> Tasks for this exercise:
[1] Reproduce the passage of the piece on delayed gratification that opens with the words containing "When I was growing" and closes with "or more pleasant.".
[2] For each statement below, say whether it agrees with the piece on delayed gratification. Answer yes or no, and quote the words from the piece that decide it.
(a) The author was taught as a child to eat disliked foods first.
(b) The piece says that avoiding challenging everyday tasks gives us more freedom.
(c) The author is a secondary chaplain.
[3] Write what comes next in the piece on delayed gratification, picking up after its last sentence.

> Given text:
—————
EMPOWERING STUDENT WELLNESS

DELAYED GRATIFICATION
BY MATT EDWARDS (SECONDARY CHAPLAIN)
Once we can believe and accept that life is difficult, delayed gratification becomes one of the tools that can enrich our lives and help develop us into more productive and responsible people.
When I was growing up, I was taught to eat the things I didn’t like first, so I could enjoy what I liked at the end. Without realising it, I was being taught to delay the good stuff so that I could enjoy it more later. If we avoid the more challenging everyday tasks we need to do, it can feel like they are hanging over our heads. Rather, by doing the hard things first, we can have more freedom to enjoy our time doing the things we find easier or more pleasant.
—————
> Available data:
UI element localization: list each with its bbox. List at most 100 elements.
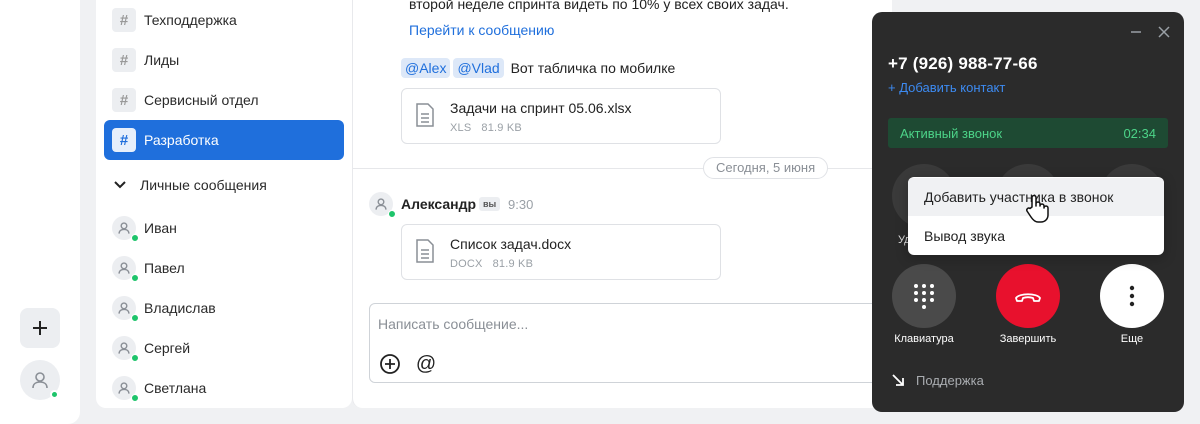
—————
> Answers to each task:
[1]
When I was growing up, I was taught to eat the things I didn’t like first, so I could enjoy what I liked at the end. Without realising it, I was being taught to delay the good stuff so that I could enjoy it more later. If we avoid the more challenging everyday tasks we need to do, it can feel like they are hanging over our heads. Rather, by doing the hard things first, we can have more freedom to enjoy our time doing the things we find easier or more pleasant.

[2]
(a) Yes: "I was taught to eat the things I didn’t like first, so I could enjoy what I liked at the end."
(b) No: "If we avoid the more challenging everyday tasks we need to do, it can feel like they are hanging over our heads."
(c) Yes: "BY MATT EDWARDS (SECONDARY CHAPLAIN)"

[3]
Avoidance and ignorance are common responses to facing the pain that problems generate. This is often expressed as distraction. Yet, we happen to have access to things we can enjoy “at the ready.” To think that our phones, even 10 years ago, had far superior processing power than the spacecraft that NASA sent to the moon, Uranus, and Neptune is startling. So, because our society channels us to be averse to pain and we have ample means of distracting ourselves from it, what is the suggested method to delay gratification?
Scott Peck suggests three things for our kids: they need a sense of self-worth, a safe place to exist, and people around them who model and practice delayed gratification as part of their own lives. If a child feels that they are a valuable person and that they have a secure existence, they have a strong and healthy platform to face difficulties. Of course, when they see how others confront these difficulties, it makes it much easier to apply this to their own lives too. Particularly when others are willing to suffer the pain alongside them, they can see that it is actually worth suffering themselves.
Dealing with a challenge earlier rather than later can actually enable more enjoyment from life because there is less time spent on the problem. While this also allows our kids to develop the skills to manage their lives, it may well require a shift in the way they perceive their life. Life is hard, that is normal, and that’s okay.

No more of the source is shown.